Your instructions:
Could you copy out every line of the items below word for word, leaving out the pictures?

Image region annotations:
______
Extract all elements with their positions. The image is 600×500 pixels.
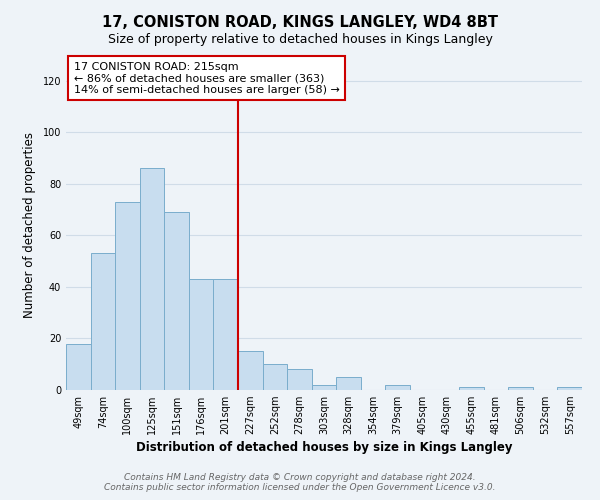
- Bar: [336, 377, 361, 390]
- Bar: [115, 202, 140, 390]
- Y-axis label: Number of detached properties: Number of detached properties: [23, 132, 35, 318]
- X-axis label: Distribution of detached houses by size in Kings Langley: Distribution of detached houses by size …: [136, 442, 512, 454]
- Bar: [189, 279, 214, 390]
- Text: 17, CONISTON ROAD, KINGS LANGLEY, WD4 8BT: 17, CONISTON ROAD, KINGS LANGLEY, WD4 8B…: [102, 15, 498, 30]
- Text: Size of property relative to detached houses in Kings Langley: Size of property relative to detached ho…: [107, 32, 493, 46]
- Bar: [91, 254, 115, 390]
- Bar: [287, 370, 312, 390]
- Bar: [312, 385, 336, 390]
- Bar: [66, 344, 91, 390]
- Bar: [238, 352, 263, 390]
- Bar: [140, 168, 164, 390]
- Bar: [164, 212, 189, 390]
- Bar: [214, 279, 238, 390]
- Bar: [385, 385, 410, 390]
- Text: Contains HM Land Registry data © Crown copyright and database right 2024.
Contai: Contains HM Land Registry data © Crown c…: [104, 473, 496, 492]
- Bar: [459, 388, 484, 390]
- Bar: [508, 388, 533, 390]
- Bar: [557, 388, 582, 390]
- Text: 17 CONISTON ROAD: 215sqm
← 86% of detached houses are smaller (363)
14% of semi-: 17 CONISTON ROAD: 215sqm ← 86% of detach…: [74, 62, 340, 95]
- Bar: [263, 364, 287, 390]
______
Answer in full:
Extract all elements with their positions. The image is 600×500 pixels.
- Bar: [336, 377, 361, 390]
- Bar: [115, 202, 140, 390]
- Y-axis label: Number of detached properties: Number of detached properties: [23, 132, 35, 318]
- X-axis label: Distribution of detached houses by size in Kings Langley: Distribution of detached houses by size …: [136, 442, 512, 454]
- Bar: [189, 279, 214, 390]
- Text: 17, CONISTON ROAD, KINGS LANGLEY, WD4 8BT: 17, CONISTON ROAD, KINGS LANGLEY, WD4 8B…: [102, 15, 498, 30]
- Text: Size of property relative to detached houses in Kings Langley: Size of property relative to detached ho…: [107, 32, 493, 46]
- Bar: [91, 254, 115, 390]
- Bar: [287, 370, 312, 390]
- Bar: [312, 385, 336, 390]
- Bar: [66, 344, 91, 390]
- Bar: [238, 352, 263, 390]
- Bar: [140, 168, 164, 390]
- Bar: [164, 212, 189, 390]
- Bar: [214, 279, 238, 390]
- Bar: [385, 385, 410, 390]
- Text: Contains HM Land Registry data © Crown copyright and database right 2024.
Contai: Contains HM Land Registry data © Crown c…: [104, 473, 496, 492]
- Bar: [459, 388, 484, 390]
- Bar: [508, 388, 533, 390]
- Bar: [557, 388, 582, 390]
- Text: 17 CONISTON ROAD: 215sqm
← 86% of detached houses are smaller (363)
14% of semi-: 17 CONISTON ROAD: 215sqm ← 86% of detach…: [74, 62, 340, 95]
- Bar: [263, 364, 287, 390]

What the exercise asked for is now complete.